Excerpted data>
___
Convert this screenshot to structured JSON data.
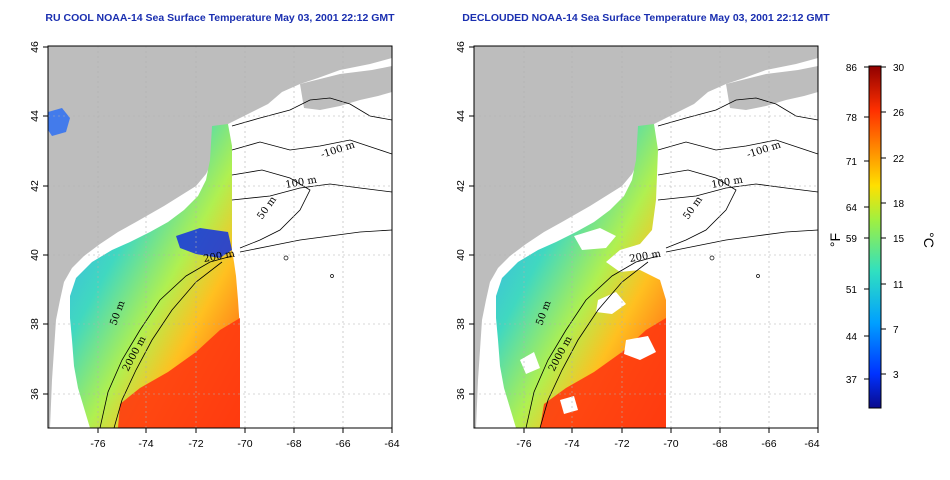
{
  "maps": [
    {
      "title": "RU COOL NOAA-14 Sea Surface Temperature May 03, 2001 22:12 GMT",
      "lon_ticks": [
        "-76",
        "-74",
        "-72",
        "-70",
        "-68",
        "-66",
        "-64"
      ],
      "lat_ticks": [
        "36",
        "38",
        "40",
        "42",
        "44",
        "46"
      ],
      "contour_labels": [
        "-100 m",
        "100 m",
        "50 m",
        "200 m",
        "50 m",
        "2000 m"
      ],
      "clouds_removed": false
    },
    {
      "title": "DECLOUDED NOAA-14 Sea Surface Temperature May 03, 2001 22:12 GMT",
      "lon_ticks": [
        "-76",
        "-74",
        "-72",
        "-70",
        "-68",
        "-66",
        "-64"
      ],
      "lat_ticks": [
        "36",
        "38",
        "40",
        "42",
        "44",
        "46"
      ],
      "contour_labels": [
        "-100 m",
        "100 m",
        "50 m",
        "200 m",
        "50 m",
        "2000 m"
      ],
      "clouds_removed": true
    }
  ],
  "colorbar": {
    "f_label": "°F",
    "c_label": "°C",
    "f_ticks": [
      "86",
      "78",
      "71",
      "64",
      "59",
      "51",
      "44",
      "37"
    ],
    "c_ticks": [
      "30",
      "26",
      "22",
      "18",
      "15",
      "11",
      "7",
      "3"
    ],
    "colors": [
      "#0a0a8c",
      "#0032ff",
      "#00a0ff",
      "#30e0c0",
      "#a0f040",
      "#ffe000",
      "#ff9000",
      "#ff3000",
      "#c00000",
      "#900000"
    ]
  },
  "map_colors": {
    "land": "#bdbdbd",
    "ocean_nodata": "#ffffff",
    "grid": "#b0b0b0"
  }
}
___
Brief>
Leave out the pictures and restate everything else word for word.

Task output>
Convert this screenshot to structured JSON data.
{
  "maps": [
    {
      "title": "RU COOL NOAA-14 Sea Surface Temperature May 03, 2001 22:12 GMT",
      "lon_ticks": [
        "-76",
        "-74",
        "-72",
        "-70",
        "-68",
        "-66",
        "-64"
      ],
      "lat_ticks": [
        "36",
        "38",
        "40",
        "42",
        "44",
        "46"
      ],
      "contour_labels": [
        "-100 m",
        "100 m",
        "50 m",
        "200 m",
        "50 m",
        "2000 m"
      ],
      "clouds_removed": false
    },
    {
      "title": "DECLOUDED NOAA-14 Sea Surface Temperature May 03, 2001 22:12 GMT",
      "lon_ticks": [
        "-76",
        "-74",
        "-72",
        "-70",
        "-68",
        "-66",
        "-64"
      ],
      "lat_ticks": [
        "36",
        "38",
        "40",
        "42",
        "44",
        "46"
      ],
      "contour_labels": [
        "-100 m",
        "100 m",
        "50 m",
        "200 m",
        "50 m",
        "2000 m"
      ],
      "clouds_removed": true
    }
  ],
  "colorbar": {
    "f_label": "°F",
    "c_label": "°C",
    "f_ticks": [
      "86",
      "78",
      "71",
      "64",
      "59",
      "51",
      "44",
      "37"
    ],
    "c_ticks": [
      "30",
      "26",
      "22",
      "18",
      "15",
      "11",
      "7",
      "3"
    ],
    "colors": [
      "#0a0a8c",
      "#0032ff",
      "#00a0ff",
      "#30e0c0",
      "#a0f040",
      "#ffe000",
      "#ff9000",
      "#ff3000",
      "#c00000",
      "#900000"
    ]
  },
  "map_colors": {
    "land": "#bdbdbd",
    "ocean_nodata": "#ffffff",
    "grid": "#b0b0b0"
  }
}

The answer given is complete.